* AIM
Please revise the items below by changing every "country-name" to "country-label" and keeping everything else the same. Leave the pictures out of your answer.
================
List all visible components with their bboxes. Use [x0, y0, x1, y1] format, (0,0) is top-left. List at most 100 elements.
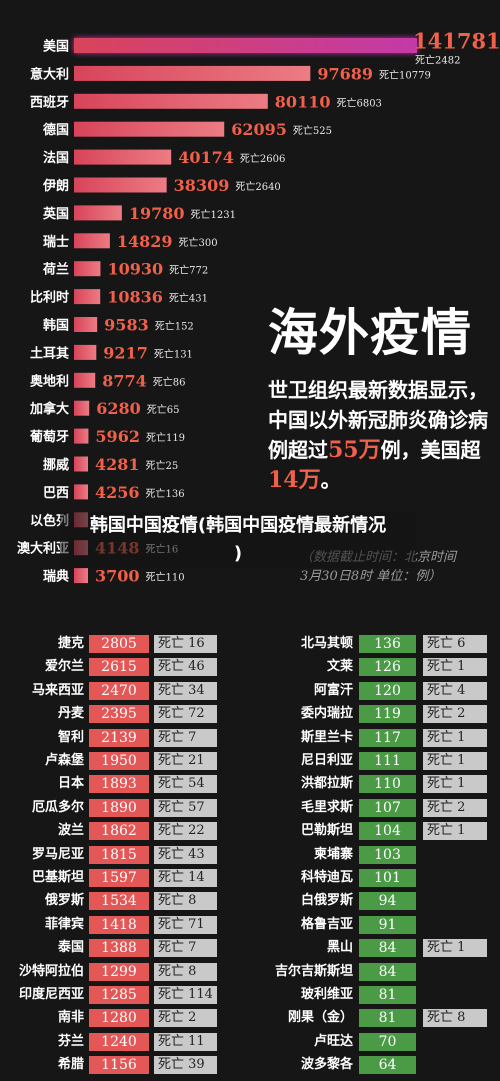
bar-category-label: 瑞士	[43, 234, 69, 250]
table-row: 巴勒斯坦 104 死亡 1	[250, 821, 500, 841]
bar-death-label: 死亡110	[146, 571, 185, 584]
confirmed-count: 64	[359, 1056, 416, 1075]
country-name: 马来西亚	[31, 682, 84, 698]
bar-value-label: 19780	[129, 204, 185, 223]
death-count: 死亡 22	[154, 822, 217, 841]
bar-death-label: 死亡136	[146, 487, 185, 500]
confirmed-count: 1240	[89, 1032, 149, 1051]
description: 世卫组织最新数据显示，中国以外新冠肺炎确诊病例超过55万例，美国超 14万。	[268, 375, 488, 495]
bar-death-label: 死亡86	[153, 375, 186, 388]
table-row: 吉尔吉斯斯坦 84	[250, 962, 500, 982]
death-count: 死亡 8	[423, 1009, 487, 1028]
description-highlight-2: 14万	[268, 467, 321, 493]
country-name: 沙特阿拉伯	[18, 963, 84, 979]
bar	[74, 121, 225, 137]
table-row: 俄罗斯 1534 死亡 8	[0, 891, 250, 911]
table-row: 日本 1893 死亡 54	[0, 774, 250, 794]
table-row: 马来西亚 2470 死亡 34	[0, 681, 250, 701]
table-row: 阿富汗 120 死亡 4	[250, 681, 500, 701]
table-row: 波兰 1862 死亡 22	[0, 821, 250, 841]
description-text-1: 世卫组织最新数据显示，中国以外新冠肺炎确诊病例超过	[268, 378, 488, 462]
bar-category-label: 巴西	[43, 486, 69, 501]
country-name: 毛里求斯	[300, 799, 353, 815]
bar	[74, 456, 88, 472]
bar-value-label: 141781	[413, 29, 500, 54]
confirmed-count: 120	[359, 681, 416, 700]
country-name: 斯里兰卡	[300, 729, 353, 745]
confirmed-count: 81	[359, 986, 416, 1004]
country-name: 波多黎各	[300, 1057, 353, 1073]
death-count: 死亡 16	[154, 635, 217, 653]
bar	[74, 93, 268, 109]
confirmed-count: 1299	[89, 962, 149, 981]
confirmed-count: 119	[359, 705, 416, 724]
confirmed-count: 91	[359, 915, 416, 934]
bar	[74, 289, 101, 305]
table-row: 玻利维亚 81	[250, 985, 500, 1005]
confirmed-count: 110	[359, 775, 416, 794]
table-row: 白俄罗斯 94	[250, 891, 500, 911]
bar	[74, 261, 101, 277]
death-count: 死亡 1	[423, 658, 487, 677]
country-name: 洪都拉斯	[300, 776, 353, 792]
bar-death-label: 死亡525	[293, 124, 332, 137]
death-count: 死亡 1	[423, 728, 487, 747]
country-name: 白俄罗斯	[300, 893, 353, 909]
death-count: 死亡 43	[154, 845, 217, 864]
data-note-line-2: 3月30日8时 单位：例）	[300, 569, 442, 584]
table-row: 芬兰 1240 死亡 11	[0, 1032, 250, 1052]
bar-category-label: 澳大利亚	[17, 541, 69, 557]
confirmed-count: 81	[359, 1009, 416, 1028]
country-name: 罗马尼亚	[31, 846, 84, 862]
bar	[74, 38, 417, 53]
bar	[74, 317, 98, 332]
bar-value-label: 8774	[102, 371, 147, 390]
confirmed-count: 107	[359, 798, 416, 817]
table-row: 卢森堡 1950 死亡 21	[0, 751, 250, 771]
bar-category-label: 加拿大	[29, 401, 69, 417]
bar	[74, 177, 167, 193]
bar	[74, 344, 97, 360]
table-row: 南非 1280 死亡 2	[0, 1008, 250, 1028]
confirmed-count: 1815	[89, 845, 149, 864]
bar-value-label: 10930	[107, 260, 163, 279]
description-highlight-1: 55万	[328, 437, 381, 463]
bar-death-label: 死亡10779	[379, 68, 431, 81]
bar-category-label: 美国	[43, 39, 69, 55]
confirmed-count: 84	[359, 962, 416, 981]
bar	[74, 484, 88, 500]
country-name: 尼日利亚	[300, 753, 353, 768]
table-row: 希腊 1156 死亡 39	[0, 1055, 250, 1075]
confirmed-count: 1280	[89, 1009, 149, 1028]
bar-category-label: 韩国	[43, 318, 69, 334]
table-row: 丹麦 2395 死亡 72	[0, 704, 250, 724]
bar-value-label: 9583	[104, 316, 149, 335]
death-count: 死亡 114	[154, 986, 217, 1004]
country-name: 俄罗斯	[44, 893, 84, 909]
bar-death-label: 死亡25	[146, 459, 179, 472]
bar-death-label: 死亡772	[169, 264, 208, 277]
table-row: 罗马尼亚 1815 死亡 43	[0, 845, 250, 865]
table-row: 尼日利亚 111 死亡 1	[250, 751, 500, 771]
confirmed-count: 1156	[89, 1056, 149, 1075]
bar-category-label: 荷兰	[42, 262, 69, 278]
title-overlay-line-1: 韩国中国疫情(韩国中国疫情最新情况	[89, 515, 387, 536]
death-count: 死亡 11	[154, 1032, 217, 1051]
country-name: 波兰	[57, 823, 84, 839]
bar-category-label: 土耳其	[30, 345, 69, 361]
title-overlay: 韩国中国疫情(韩国中国疫情最新情况 )	[60, 512, 416, 568]
death-count: 死亡 2	[423, 705, 487, 724]
bar-value-label: 14829	[117, 232, 173, 251]
country-name: 爱尔兰	[44, 659, 84, 675]
country-name: 刚果（金）	[287, 1010, 353, 1026]
country-name: 玻利维亚	[300, 987, 353, 1002]
country-name: 格鲁吉亚	[300, 916, 353, 932]
table-row: 格鲁吉亚 91	[250, 915, 500, 935]
table-row: 文莱 126 死亡 1	[250, 657, 500, 677]
confirmed-count: 101	[359, 869, 416, 887]
bar-value-label: 40174	[178, 148, 234, 167]
death-count: 死亡 54	[154, 775, 217, 794]
bar-category-label: 德国	[43, 122, 69, 138]
bar-category-label: 奥地利	[30, 373, 69, 389]
death-count: 死亡 71	[154, 915, 217, 934]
================
* TASK RESULT
List all visible components with their bboxes. Use [x0, y0, x1, y1] format, (0,0) is top-left. List at most 100 elements.
bar-category-label: 瑞士	[43, 234, 69, 250]
table-row: 巴勒斯坦 104 死亡 1	[250, 821, 500, 841]
bar-death-label: 死亡110	[146, 571, 185, 584]
confirmed-count: 64	[359, 1056, 416, 1075]
country-label: 马来西亚	[31, 682, 84, 698]
bar-value-label: 19780	[129, 204, 185, 223]
death-count: 死亡 22	[154, 822, 217, 841]
bar-death-label: 死亡136	[146, 487, 185, 500]
confirmed-count: 1240	[89, 1032, 149, 1051]
description: 世卫组织最新数据显示，中国以外新冠肺炎确诊病例超过55万例，美国超 14万。	[268, 375, 488, 495]
bar-death-label: 死亡86	[153, 375, 186, 388]
table-row: 吉尔吉斯斯坦 84	[250, 962, 500, 982]
death-count: 死亡 8	[423, 1009, 487, 1028]
description-highlight-2: 14万	[268, 467, 321, 493]
country-label: 沙特阿拉伯	[18, 963, 84, 979]
bar	[74, 121, 225, 137]
table-row: 俄罗斯 1534 死亡 8	[0, 891, 250, 911]
table-row: 日本 1893 死亡 54	[0, 774, 250, 794]
table-row: 马来西亚 2470 死亡 34	[0, 681, 250, 701]
table-row: 阿富汗 120 死亡 4	[250, 681, 500, 701]
table-row: 波兰 1862 死亡 22	[0, 821, 250, 841]
description-text-1: 世卫组织最新数据显示，中国以外新冠肺炎确诊病例超过	[268, 378, 488, 462]
bar-category-label: 巴西	[43, 486, 69, 501]
country-label: 毛里求斯	[300, 799, 353, 815]
bar	[74, 456, 88, 472]
bar-value-label: 141781	[413, 29, 500, 54]
confirmed-count: 120	[359, 681, 416, 700]
country-label: 斯里兰卡	[300, 729, 353, 745]
confirmed-count: 81	[359, 986, 416, 1004]
country-label: 波多黎各	[300, 1057, 353, 1073]
death-count: 死亡 16	[154, 635, 217, 653]
bar	[74, 93, 268, 109]
confirmed-count: 1299	[89, 962, 149, 981]
confirmed-count: 119	[359, 705, 416, 724]
confirmed-count: 91	[359, 915, 416, 934]
bar	[74, 289, 101, 305]
table-row: 玻利维亚 81	[250, 985, 500, 1005]
confirmed-count: 110	[359, 775, 416, 794]
table-row: 白俄罗斯 94	[250, 891, 500, 911]
bar	[74, 261, 101, 277]
death-count: 死亡 1	[423, 658, 487, 677]
country-label: 洪都拉斯	[300, 776, 353, 792]
bar-death-label: 死亡525	[293, 124, 332, 137]
death-count: 死亡 1	[423, 728, 487, 747]
country-label: 白俄罗斯	[300, 893, 353, 909]
death-count: 死亡 43	[154, 845, 217, 864]
data-note-line-2: 3月30日8时 单位：例）	[300, 569, 442, 584]
table-row: 芬兰 1240 死亡 11	[0, 1032, 250, 1052]
bar-category-label: 澳大利亚	[17, 541, 69, 557]
confirmed-count: 81	[359, 1009, 416, 1028]
country-label: 罗马尼亚	[31, 846, 84, 862]
bar	[74, 38, 417, 53]
bar	[74, 317, 98, 332]
bar-value-label: 8774	[102, 371, 147, 390]
confirmed-count: 107	[359, 798, 416, 817]
table-row: 卢森堡 1950 死亡 21	[0, 751, 250, 771]
bar-category-label: 加拿大	[29, 401, 69, 417]
bar	[74, 177, 167, 193]
bar	[74, 344, 97, 360]
table-row: 南非 1280 死亡 2	[0, 1008, 250, 1028]
confirmed-count: 1815	[89, 845, 149, 864]
bar-value-label: 10930	[107, 260, 163, 279]
description-highlight-1: 55万	[328, 437, 381, 463]
bar-death-label: 死亡10779	[379, 68, 431, 81]
bar-category-label: 美国	[43, 39, 69, 55]
confirmed-count: 84	[359, 962, 416, 981]
bar	[74, 484, 88, 500]
country-label: 尼日利亚	[300, 753, 353, 768]
table-row: 希腊 1156 死亡 39	[0, 1055, 250, 1075]
confirmed-count: 1280	[89, 1009, 149, 1028]
bar-category-label: 韩国	[43, 318, 69, 334]
table-row: 丹麦 2395 死亡 72	[0, 704, 250, 724]
bar-value-label: 9583	[104, 316, 149, 335]
death-count: 死亡 114	[154, 986, 217, 1004]
country-label: 俄罗斯	[44, 893, 84, 909]
bar-death-label: 死亡25	[146, 459, 179, 472]
bar-death-label: 死亡772	[169, 264, 208, 277]
table-row: 罗马尼亚 1815 死亡 43	[0, 845, 250, 865]
table-row: 尼日利亚 111 死亡 1	[250, 751, 500, 771]
confirmed-count: 1156	[89, 1056, 149, 1075]
bar-category-label: 荷兰	[42, 262, 69, 278]
title-overlay-line-1: 韩国中国疫情(韩国中国疫情最新情况	[89, 515, 387, 536]
death-count: 死亡 11	[154, 1032, 217, 1051]
country-label: 波兰	[57, 823, 84, 839]
bar-category-label: 土耳其	[30, 345, 69, 361]
title-overlay: 韩国中国疫情(韩国中国疫情最新情况 )	[60, 512, 416, 568]
death-count: 死亡 2	[423, 705, 487, 724]
bar-value-label: 14829	[117, 232, 173, 251]
country-label: 爱尔兰	[44, 659, 84, 675]
country-label: 刚果（金）	[287, 1010, 353, 1026]
country-label: 玻利维亚	[300, 987, 353, 1002]
country-label: 格鲁吉亚	[300, 916, 353, 932]
table-row: 格鲁吉亚 91	[250, 915, 500, 935]
table-row: 文莱 126 死亡 1	[250, 657, 500, 677]
confirmed-count: 101	[359, 869, 416, 887]
bar-value-label: 40174	[178, 148, 234, 167]
death-count: 死亡 54	[154, 775, 217, 794]
bar-category-label: 德国	[43, 122, 69, 138]
bar-category-label: 奥地利	[30, 373, 69, 389]
death-count: 死亡 71	[154, 915, 217, 934]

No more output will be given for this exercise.